━━━ The data ━━━

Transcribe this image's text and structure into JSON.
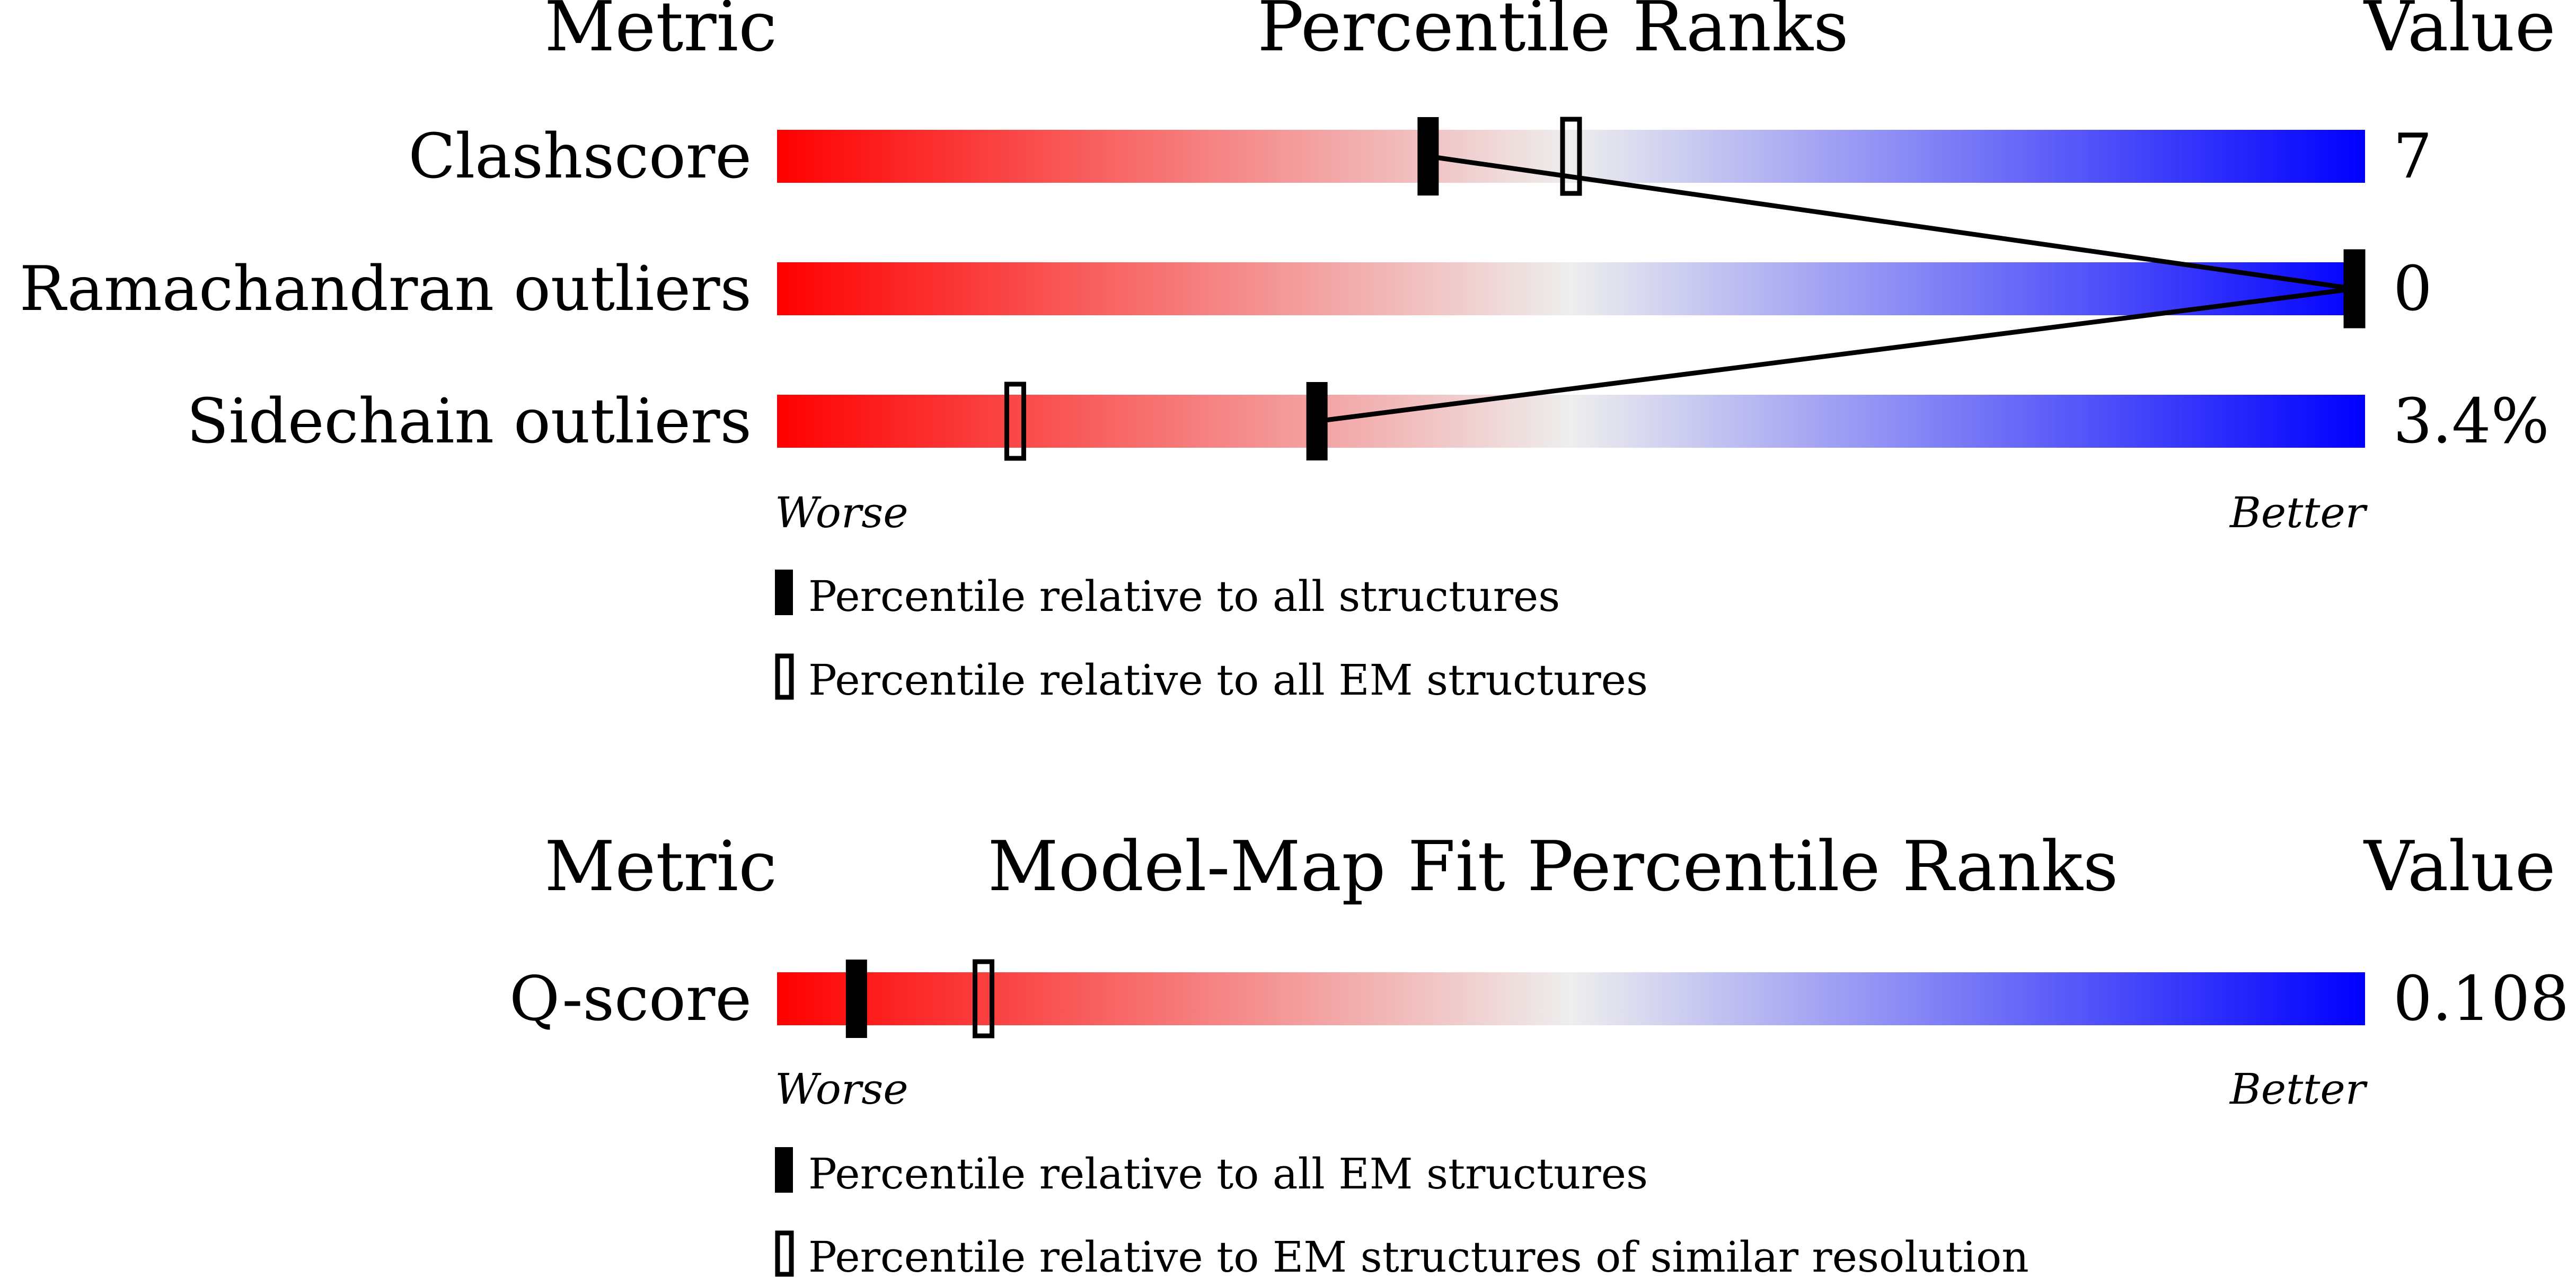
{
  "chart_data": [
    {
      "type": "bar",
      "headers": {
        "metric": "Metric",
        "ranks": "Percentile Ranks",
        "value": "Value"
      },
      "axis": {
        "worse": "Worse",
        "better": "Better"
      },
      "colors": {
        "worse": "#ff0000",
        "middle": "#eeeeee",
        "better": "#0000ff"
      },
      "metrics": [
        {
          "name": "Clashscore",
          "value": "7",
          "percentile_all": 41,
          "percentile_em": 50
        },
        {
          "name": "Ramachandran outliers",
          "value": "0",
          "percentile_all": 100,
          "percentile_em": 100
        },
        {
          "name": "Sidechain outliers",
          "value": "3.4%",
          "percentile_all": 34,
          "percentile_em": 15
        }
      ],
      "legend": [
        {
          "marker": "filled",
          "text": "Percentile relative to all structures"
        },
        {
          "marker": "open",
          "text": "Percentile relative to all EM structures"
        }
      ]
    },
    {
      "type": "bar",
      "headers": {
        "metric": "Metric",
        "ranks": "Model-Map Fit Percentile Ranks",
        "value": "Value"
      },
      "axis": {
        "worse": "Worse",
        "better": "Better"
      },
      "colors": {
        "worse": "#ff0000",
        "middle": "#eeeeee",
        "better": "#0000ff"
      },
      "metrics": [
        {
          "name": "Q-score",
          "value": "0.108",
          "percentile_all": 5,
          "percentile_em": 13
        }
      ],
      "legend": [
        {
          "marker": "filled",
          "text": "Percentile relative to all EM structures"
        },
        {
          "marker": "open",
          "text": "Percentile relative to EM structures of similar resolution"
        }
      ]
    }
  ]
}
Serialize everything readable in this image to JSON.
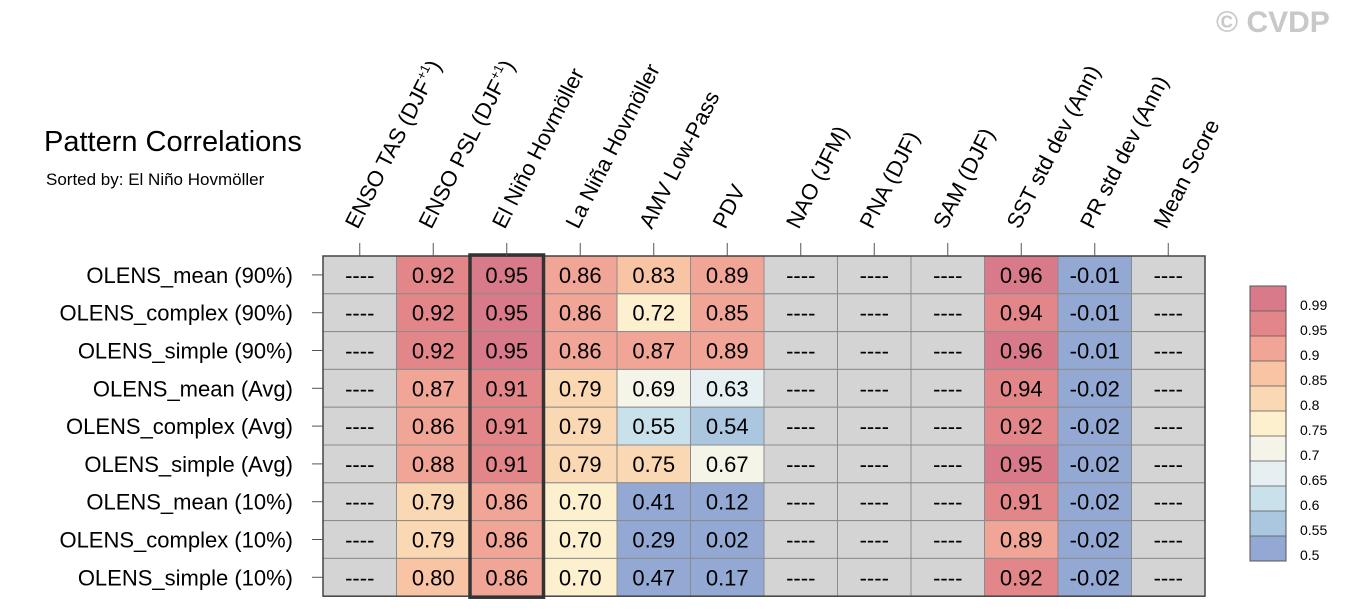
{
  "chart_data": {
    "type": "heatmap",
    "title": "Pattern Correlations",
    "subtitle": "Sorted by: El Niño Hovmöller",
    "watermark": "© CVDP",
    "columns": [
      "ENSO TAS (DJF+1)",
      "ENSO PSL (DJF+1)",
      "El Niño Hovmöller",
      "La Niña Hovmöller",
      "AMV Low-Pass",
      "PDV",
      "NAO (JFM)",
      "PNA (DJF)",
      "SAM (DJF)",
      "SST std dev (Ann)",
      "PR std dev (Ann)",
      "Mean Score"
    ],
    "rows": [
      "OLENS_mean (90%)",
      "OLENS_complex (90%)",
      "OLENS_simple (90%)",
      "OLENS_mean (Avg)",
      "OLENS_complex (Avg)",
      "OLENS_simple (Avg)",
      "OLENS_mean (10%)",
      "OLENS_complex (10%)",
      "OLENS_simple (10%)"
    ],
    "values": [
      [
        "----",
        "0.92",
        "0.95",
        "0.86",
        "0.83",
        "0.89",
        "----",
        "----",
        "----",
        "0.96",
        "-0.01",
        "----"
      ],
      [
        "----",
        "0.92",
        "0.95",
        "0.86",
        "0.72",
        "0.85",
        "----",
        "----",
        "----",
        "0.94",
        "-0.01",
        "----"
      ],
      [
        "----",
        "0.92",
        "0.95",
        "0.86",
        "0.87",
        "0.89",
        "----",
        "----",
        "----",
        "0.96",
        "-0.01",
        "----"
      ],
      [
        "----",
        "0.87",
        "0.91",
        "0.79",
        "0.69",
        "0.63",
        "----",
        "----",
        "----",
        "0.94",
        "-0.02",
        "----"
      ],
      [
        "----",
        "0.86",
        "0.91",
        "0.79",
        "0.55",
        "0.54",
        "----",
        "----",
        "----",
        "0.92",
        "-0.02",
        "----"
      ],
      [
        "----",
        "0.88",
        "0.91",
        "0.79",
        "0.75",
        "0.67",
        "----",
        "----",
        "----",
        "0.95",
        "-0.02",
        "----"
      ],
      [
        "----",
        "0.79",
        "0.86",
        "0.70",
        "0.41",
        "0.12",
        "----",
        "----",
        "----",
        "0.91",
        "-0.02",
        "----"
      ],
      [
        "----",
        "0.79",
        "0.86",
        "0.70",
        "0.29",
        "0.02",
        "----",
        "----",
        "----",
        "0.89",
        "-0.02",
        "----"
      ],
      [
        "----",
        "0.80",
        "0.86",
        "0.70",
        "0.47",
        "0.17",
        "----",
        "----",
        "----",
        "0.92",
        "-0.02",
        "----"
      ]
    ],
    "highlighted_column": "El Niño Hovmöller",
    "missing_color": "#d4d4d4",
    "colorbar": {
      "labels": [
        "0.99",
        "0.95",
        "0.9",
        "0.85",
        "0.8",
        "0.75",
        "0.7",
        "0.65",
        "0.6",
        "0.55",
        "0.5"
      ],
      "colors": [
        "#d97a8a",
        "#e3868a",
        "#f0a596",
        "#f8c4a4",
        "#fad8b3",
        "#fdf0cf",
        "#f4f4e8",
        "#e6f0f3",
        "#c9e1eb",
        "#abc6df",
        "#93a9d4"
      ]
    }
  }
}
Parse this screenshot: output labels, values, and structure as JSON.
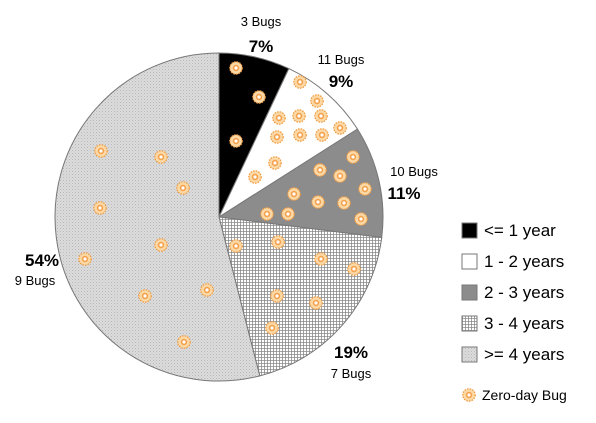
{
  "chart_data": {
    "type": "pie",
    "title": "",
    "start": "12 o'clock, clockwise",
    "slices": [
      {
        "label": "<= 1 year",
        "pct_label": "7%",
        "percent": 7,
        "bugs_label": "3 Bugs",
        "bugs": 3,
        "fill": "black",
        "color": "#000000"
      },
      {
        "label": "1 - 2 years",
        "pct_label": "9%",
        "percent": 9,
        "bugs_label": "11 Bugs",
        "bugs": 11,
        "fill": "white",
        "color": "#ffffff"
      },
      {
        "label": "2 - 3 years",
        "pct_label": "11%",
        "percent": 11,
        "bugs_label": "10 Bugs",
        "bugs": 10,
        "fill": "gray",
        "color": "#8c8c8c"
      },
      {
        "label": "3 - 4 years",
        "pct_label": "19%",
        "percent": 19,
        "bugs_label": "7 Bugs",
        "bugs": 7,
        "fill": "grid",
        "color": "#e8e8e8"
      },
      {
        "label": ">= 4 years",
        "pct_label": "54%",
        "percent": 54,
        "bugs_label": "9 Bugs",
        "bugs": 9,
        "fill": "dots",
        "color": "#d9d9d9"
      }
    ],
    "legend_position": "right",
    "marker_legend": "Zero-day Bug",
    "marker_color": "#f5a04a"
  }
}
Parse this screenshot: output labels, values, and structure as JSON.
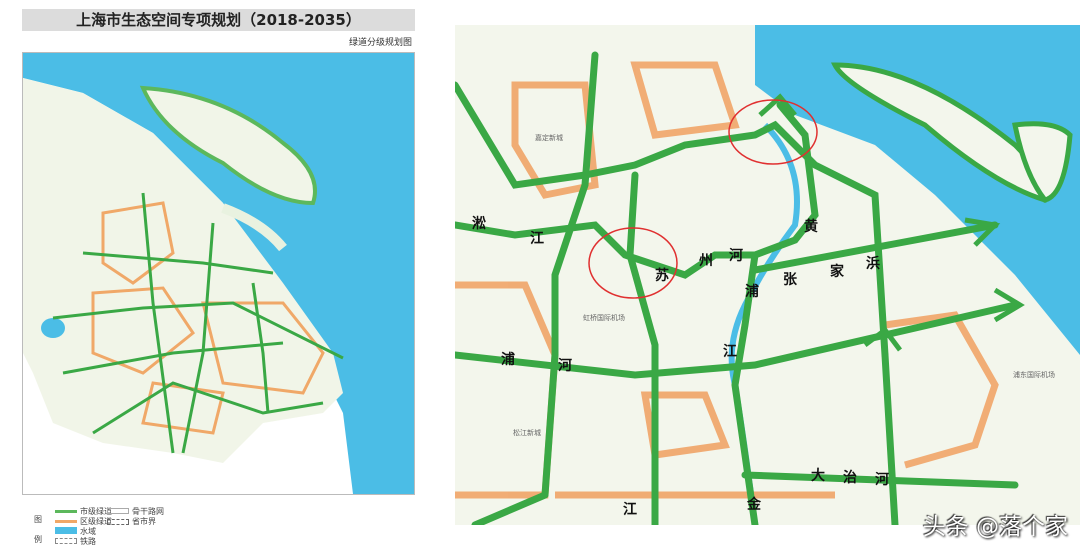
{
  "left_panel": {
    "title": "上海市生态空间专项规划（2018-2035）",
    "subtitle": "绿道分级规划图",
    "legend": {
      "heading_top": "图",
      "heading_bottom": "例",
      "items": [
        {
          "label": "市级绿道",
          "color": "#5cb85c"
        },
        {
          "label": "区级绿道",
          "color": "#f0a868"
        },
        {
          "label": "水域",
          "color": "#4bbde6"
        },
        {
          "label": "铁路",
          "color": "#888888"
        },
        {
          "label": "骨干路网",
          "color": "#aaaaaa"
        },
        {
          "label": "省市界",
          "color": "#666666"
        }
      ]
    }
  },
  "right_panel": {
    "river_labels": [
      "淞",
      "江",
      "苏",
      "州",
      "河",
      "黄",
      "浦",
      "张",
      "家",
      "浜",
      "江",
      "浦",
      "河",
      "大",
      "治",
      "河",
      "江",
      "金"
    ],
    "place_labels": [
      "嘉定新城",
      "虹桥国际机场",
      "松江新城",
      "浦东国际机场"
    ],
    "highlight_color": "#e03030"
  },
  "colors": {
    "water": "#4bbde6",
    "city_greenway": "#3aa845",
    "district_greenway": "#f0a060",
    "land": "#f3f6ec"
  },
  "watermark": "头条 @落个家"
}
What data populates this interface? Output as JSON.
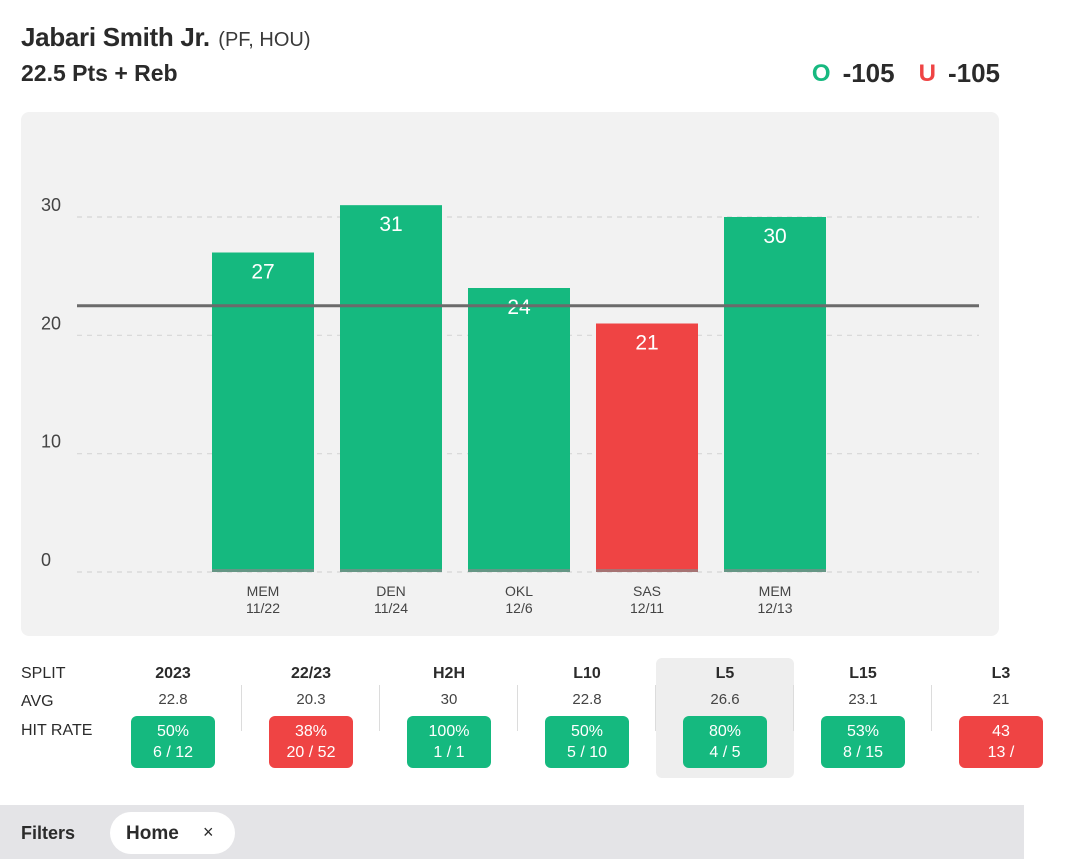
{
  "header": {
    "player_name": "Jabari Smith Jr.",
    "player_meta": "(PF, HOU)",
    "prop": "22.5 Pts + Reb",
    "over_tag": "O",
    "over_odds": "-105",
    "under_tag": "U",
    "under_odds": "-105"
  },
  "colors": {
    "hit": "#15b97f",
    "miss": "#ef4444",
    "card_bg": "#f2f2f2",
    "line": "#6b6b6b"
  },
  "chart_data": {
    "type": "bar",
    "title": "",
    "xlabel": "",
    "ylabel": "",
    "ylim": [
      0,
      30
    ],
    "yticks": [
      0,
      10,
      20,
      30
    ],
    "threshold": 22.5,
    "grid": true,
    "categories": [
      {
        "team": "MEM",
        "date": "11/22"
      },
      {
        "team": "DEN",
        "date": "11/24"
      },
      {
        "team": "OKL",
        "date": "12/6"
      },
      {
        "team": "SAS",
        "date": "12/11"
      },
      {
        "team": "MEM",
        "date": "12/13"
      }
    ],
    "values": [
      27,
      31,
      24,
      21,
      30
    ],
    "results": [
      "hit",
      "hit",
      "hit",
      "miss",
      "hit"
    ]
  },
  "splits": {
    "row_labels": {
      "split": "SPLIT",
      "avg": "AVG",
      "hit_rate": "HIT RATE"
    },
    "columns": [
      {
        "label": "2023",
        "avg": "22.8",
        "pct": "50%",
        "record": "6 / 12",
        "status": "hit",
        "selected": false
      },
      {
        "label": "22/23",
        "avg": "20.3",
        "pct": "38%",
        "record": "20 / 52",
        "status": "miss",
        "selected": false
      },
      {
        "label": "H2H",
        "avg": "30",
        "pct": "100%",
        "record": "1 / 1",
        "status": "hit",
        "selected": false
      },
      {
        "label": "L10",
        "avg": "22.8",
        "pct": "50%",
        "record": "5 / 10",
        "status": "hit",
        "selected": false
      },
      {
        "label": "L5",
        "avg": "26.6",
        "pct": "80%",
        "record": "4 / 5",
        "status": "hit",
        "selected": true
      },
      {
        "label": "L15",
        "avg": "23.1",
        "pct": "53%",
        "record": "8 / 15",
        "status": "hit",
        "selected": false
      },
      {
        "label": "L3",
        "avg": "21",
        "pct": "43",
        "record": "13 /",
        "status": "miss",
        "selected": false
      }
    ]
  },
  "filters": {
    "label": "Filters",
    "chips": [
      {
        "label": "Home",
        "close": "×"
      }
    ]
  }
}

━━━

Only a number is wanted here: how many lines in the data above include the string "subtitle"?

-- Full solution --
2